Exercise brief: Reproduce all entries verbatim, with nothing added or dropped.

Data for processing:

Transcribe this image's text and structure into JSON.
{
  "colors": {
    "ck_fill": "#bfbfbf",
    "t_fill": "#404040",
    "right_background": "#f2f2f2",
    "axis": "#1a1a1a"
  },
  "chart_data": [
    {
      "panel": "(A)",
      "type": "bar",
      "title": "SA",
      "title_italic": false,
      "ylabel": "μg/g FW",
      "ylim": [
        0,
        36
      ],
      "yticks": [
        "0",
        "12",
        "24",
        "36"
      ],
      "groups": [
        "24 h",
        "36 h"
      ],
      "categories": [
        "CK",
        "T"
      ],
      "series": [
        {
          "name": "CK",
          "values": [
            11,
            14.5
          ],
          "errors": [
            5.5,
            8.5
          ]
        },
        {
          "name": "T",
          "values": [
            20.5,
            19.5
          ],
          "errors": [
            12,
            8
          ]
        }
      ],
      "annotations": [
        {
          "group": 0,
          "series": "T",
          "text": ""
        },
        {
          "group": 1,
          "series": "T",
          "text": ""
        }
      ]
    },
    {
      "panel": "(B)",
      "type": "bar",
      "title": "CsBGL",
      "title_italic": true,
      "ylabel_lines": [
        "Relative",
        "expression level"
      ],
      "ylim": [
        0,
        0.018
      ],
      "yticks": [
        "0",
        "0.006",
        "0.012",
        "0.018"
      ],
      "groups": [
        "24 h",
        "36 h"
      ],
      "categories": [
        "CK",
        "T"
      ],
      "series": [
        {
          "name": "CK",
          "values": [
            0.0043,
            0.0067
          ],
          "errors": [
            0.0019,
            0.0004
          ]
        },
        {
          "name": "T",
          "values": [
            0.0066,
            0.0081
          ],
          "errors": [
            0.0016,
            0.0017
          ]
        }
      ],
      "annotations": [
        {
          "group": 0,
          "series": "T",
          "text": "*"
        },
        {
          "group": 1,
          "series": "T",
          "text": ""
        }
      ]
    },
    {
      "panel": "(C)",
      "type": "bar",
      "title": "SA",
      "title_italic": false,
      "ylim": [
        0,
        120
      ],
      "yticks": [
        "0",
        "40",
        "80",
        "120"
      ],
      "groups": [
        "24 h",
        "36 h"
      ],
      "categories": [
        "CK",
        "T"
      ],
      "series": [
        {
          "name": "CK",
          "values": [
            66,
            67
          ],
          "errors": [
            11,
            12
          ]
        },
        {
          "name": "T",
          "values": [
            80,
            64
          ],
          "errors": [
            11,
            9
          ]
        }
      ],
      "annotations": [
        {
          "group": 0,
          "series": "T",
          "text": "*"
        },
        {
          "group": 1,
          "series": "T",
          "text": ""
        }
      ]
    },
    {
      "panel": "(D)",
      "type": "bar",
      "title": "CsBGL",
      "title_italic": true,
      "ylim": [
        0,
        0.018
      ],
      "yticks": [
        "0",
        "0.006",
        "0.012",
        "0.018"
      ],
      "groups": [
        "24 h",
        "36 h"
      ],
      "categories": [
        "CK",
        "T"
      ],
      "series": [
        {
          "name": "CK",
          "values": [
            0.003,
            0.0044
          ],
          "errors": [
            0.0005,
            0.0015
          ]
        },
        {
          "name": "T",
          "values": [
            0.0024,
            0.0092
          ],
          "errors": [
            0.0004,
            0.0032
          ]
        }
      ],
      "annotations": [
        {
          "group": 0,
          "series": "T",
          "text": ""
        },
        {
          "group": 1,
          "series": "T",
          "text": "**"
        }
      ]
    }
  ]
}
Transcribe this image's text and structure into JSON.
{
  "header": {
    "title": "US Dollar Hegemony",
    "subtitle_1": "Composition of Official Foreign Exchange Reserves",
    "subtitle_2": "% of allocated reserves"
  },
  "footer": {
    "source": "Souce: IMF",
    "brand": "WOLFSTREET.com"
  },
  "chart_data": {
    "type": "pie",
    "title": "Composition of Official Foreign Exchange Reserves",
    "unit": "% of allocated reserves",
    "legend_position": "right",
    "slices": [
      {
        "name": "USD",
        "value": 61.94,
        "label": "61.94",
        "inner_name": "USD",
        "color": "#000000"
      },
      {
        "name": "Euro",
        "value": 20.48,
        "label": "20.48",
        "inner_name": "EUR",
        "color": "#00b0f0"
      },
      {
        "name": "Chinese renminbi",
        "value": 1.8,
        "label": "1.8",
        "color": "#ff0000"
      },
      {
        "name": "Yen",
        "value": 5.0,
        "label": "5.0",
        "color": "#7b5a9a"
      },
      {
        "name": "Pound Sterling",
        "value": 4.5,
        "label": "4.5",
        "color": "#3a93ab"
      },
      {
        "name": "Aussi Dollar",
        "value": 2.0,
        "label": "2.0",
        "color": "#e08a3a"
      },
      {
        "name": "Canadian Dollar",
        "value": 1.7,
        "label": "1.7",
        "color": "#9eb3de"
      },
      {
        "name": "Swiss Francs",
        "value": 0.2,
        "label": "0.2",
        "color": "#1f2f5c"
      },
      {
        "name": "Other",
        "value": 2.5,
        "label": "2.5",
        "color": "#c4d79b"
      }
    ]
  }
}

Exercise result:
Transcribe this image's text and structure into JSON.
{
  "colors": {
    "ck_fill": "#bfbfbf",
    "t_fill": "#404040",
    "right_background": "#f2f2f2",
    "axis": "#1a1a1a"
  },
  "chart_data": [
    {
      "panel": "(A)",
      "type": "bar",
      "title": "SA",
      "title_italic": false,
      "ylabel": "μg/g FW",
      "ylim": [
        0,
        36
      ],
      "yticks": [
        "0",
        "12",
        "24",
        "36"
      ],
      "groups": [
        "24 h",
        "36 h"
      ],
      "categories": [
        "CK",
        "T"
      ],
      "series": [
        {
          "name": "CK",
          "values": [
            11,
            14.5
          ],
          "errors": [
            5.5,
            8.5
          ]
        },
        {
          "name": "T",
          "values": [
            20.5,
            19.5
          ],
          "errors": [
            12,
            8
          ]
        }
      ],
      "annotations": [
        {
          "group": 0,
          "series": "T",
          "text": ""
        },
        {
          "group": 1,
          "series": "T",
          "text": ""
        }
      ]
    },
    {
      "panel": "(B)",
      "type": "bar",
      "title": "CsBGL",
      "title_italic": true,
      "ylabel_lines": [
        "Relative",
        "expression level"
      ],
      "ylim": [
        0,
        0.018
      ],
      "yticks": [
        "0",
        "0.006",
        "0.012",
        "0.018"
      ],
      "groups": [
        "24 h",
        "36 h"
      ],
      "categories": [
        "CK",
        "T"
      ],
      "series": [
        {
          "name": "CK",
          "values": [
            0.0043,
            0.0067
          ],
          "errors": [
            0.0019,
            0.0004
          ]
        },
        {
          "name": "T",
          "values": [
            0.0066,
            0.0081
          ],
          "errors": [
            0.0016,
            0.0017
          ]
        }
      ],
      "annotations": [
        {
          "group": 0,
          "series": "T",
          "text": "*"
        },
        {
          "group": 1,
          "series": "T",
          "text": ""
        }
      ]
    },
    {
      "panel": "(C)",
      "type": "bar",
      "title": "SA",
      "title_italic": false,
      "ylim": [
        0,
        120
      ],
      "yticks": [
        "0",
        "40",
        "80",
        "120"
      ],
      "groups": [
        "24 h",
        "36 h"
      ],
      "categories": [
        "CK",
        "T"
      ],
      "series": [
        {
          "name": "CK",
          "values": [
            66,
            67
          ],
          "errors": [
            11,
            12
          ]
        },
        {
          "name": "T",
          "values": [
            80,
            64
          ],
          "errors": [
            11,
            9
          ]
        }
      ],
      "annotations": [
        {
          "group": 0,
          "series": "T",
          "text": "*"
        },
        {
          "group": 1,
          "series": "T",
          "text": ""
        }
      ]
    },
    {
      "panel": "(D)",
      "type": "bar",
      "title": "CsBGL",
      "title_italic": true,
      "ylim": [
        0,
        0.018
      ],
      "yticks": [
        "0",
        "0.006",
        "0.012",
        "0.018"
      ],
      "groups": [
        "24 h",
        "36 h"
      ],
      "categories": [
        "CK",
        "T"
      ],
      "series": [
        {
          "name": "CK",
          "values": [
            0.003,
            0.0044
          ],
          "errors": [
            0.0005,
            0.0015
          ]
        },
        {
          "name": "T",
          "values": [
            0.0024,
            0.0092
          ],
          "errors": [
            0.0004,
            0.0032
          ]
        }
      ],
      "annotations": [
        {
          "group": 0,
          "series": "T",
          "text": ""
        },
        {
          "group": 1,
          "series": "T",
          "text": "**"
        }
      ]
    }
  ]
}
Transcribe this image's text and structure into JSON.
{
  "header": {
    "title": "US Dollar Hegemony",
    "subtitle_1": "Composition of Official Foreign Exchange Reserves",
    "subtitle_2": "% of allocated reserves"
  },
  "footer": {
    "source": "Souce: IMF",
    "brand": "WOLFSTREET.com"
  },
  "chart_data": {
    "type": "pie",
    "title": "Composition of Official Foreign Exchange Reserves",
    "unit": "% of allocated reserves",
    "legend_position": "right",
    "slices": [
      {
        "name": "USD",
        "value": 61.94,
        "label": "61.94",
        "inner_name": "USD",
        "color": "#000000"
      },
      {
        "name": "Euro",
        "value": 20.48,
        "label": "20.48",
        "inner_name": "EUR",
        "color": "#00b0f0"
      },
      {
        "name": "Chinese renminbi",
        "value": 1.8,
        "label": "1.8",
        "color": "#ff0000"
      },
      {
        "name": "Yen",
        "value": 5.0,
        "label": "5.0",
        "color": "#7b5a9a"
      },
      {
        "name": "Pound Sterling",
        "value": 4.5,
        "label": "4.5",
        "color": "#3a93ab"
      },
      {
        "name": "Aussi Dollar",
        "value": 2.0,
        "label": "2.0",
        "color": "#e08a3a"
      },
      {
        "name": "Canadian Dollar",
        "value": 1.7,
        "label": "1.7",
        "color": "#9eb3de"
      },
      {
        "name": "Swiss Francs",
        "value": 0.2,
        "label": "0.2",
        "color": "#1f2f5c"
      },
      {
        "name": "Other",
        "value": 2.5,
        "label": "2.5",
        "color": "#c4d79b"
      }
    ]
  }
}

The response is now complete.